- [DO THIS]:
Please find all lines in the data that hold the string "Email" and copy them.

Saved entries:
+++
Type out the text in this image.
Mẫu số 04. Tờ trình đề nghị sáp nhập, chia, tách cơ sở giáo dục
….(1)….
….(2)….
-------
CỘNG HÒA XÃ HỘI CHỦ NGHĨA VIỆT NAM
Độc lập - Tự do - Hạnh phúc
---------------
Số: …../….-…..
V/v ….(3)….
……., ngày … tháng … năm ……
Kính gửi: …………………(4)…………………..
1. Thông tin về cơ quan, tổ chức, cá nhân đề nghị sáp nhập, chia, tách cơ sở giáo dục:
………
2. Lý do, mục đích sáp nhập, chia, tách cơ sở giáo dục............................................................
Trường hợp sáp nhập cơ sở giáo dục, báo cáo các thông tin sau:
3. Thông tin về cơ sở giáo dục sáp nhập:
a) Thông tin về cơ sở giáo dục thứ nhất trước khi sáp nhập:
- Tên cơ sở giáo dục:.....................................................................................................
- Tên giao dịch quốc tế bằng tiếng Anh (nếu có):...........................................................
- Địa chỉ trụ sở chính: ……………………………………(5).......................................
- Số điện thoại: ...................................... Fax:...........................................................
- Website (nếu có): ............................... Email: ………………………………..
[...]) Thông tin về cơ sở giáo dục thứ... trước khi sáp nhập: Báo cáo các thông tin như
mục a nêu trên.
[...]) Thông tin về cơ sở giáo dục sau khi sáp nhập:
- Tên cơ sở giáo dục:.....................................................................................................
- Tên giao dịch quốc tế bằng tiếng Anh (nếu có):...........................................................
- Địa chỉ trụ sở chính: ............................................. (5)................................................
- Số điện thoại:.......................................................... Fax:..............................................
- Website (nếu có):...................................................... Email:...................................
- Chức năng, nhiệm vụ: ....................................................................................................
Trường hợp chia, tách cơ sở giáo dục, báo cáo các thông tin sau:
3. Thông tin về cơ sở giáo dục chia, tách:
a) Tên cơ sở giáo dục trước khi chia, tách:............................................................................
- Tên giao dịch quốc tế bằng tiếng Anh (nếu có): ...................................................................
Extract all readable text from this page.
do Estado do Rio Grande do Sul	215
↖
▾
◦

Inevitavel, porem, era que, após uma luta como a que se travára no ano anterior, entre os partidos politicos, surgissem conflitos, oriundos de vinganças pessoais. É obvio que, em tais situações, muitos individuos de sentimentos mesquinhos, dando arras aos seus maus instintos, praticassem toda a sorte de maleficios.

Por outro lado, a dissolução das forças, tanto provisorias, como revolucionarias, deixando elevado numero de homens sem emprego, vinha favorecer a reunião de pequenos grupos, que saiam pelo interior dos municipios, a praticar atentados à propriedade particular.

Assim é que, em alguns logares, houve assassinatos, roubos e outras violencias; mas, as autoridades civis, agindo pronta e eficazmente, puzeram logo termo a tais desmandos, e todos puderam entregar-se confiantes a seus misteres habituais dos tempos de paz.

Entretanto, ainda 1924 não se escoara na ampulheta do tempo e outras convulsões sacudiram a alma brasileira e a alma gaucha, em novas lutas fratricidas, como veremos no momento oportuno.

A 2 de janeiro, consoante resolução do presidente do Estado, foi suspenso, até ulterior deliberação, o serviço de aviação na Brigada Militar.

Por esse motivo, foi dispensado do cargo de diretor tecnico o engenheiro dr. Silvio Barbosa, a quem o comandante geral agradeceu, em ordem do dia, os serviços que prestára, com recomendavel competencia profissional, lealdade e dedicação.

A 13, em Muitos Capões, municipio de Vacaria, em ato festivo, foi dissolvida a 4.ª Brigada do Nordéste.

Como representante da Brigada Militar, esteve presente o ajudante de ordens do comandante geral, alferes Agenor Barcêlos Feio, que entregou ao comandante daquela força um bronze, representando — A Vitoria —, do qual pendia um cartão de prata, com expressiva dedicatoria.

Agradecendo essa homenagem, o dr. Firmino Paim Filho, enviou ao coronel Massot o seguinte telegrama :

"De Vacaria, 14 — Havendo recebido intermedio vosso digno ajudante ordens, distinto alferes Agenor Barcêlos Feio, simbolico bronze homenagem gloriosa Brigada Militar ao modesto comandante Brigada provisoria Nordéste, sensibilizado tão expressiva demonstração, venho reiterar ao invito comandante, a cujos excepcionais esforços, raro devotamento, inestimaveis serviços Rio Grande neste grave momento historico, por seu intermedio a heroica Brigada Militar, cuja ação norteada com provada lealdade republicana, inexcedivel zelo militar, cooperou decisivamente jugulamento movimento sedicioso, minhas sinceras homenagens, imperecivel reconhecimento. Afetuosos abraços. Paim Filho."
+++
- [SOLUTION]:
- Website (nếu có): ............................... Email: ………………………………..
- Website (nếu có):...................................................... Email:...................................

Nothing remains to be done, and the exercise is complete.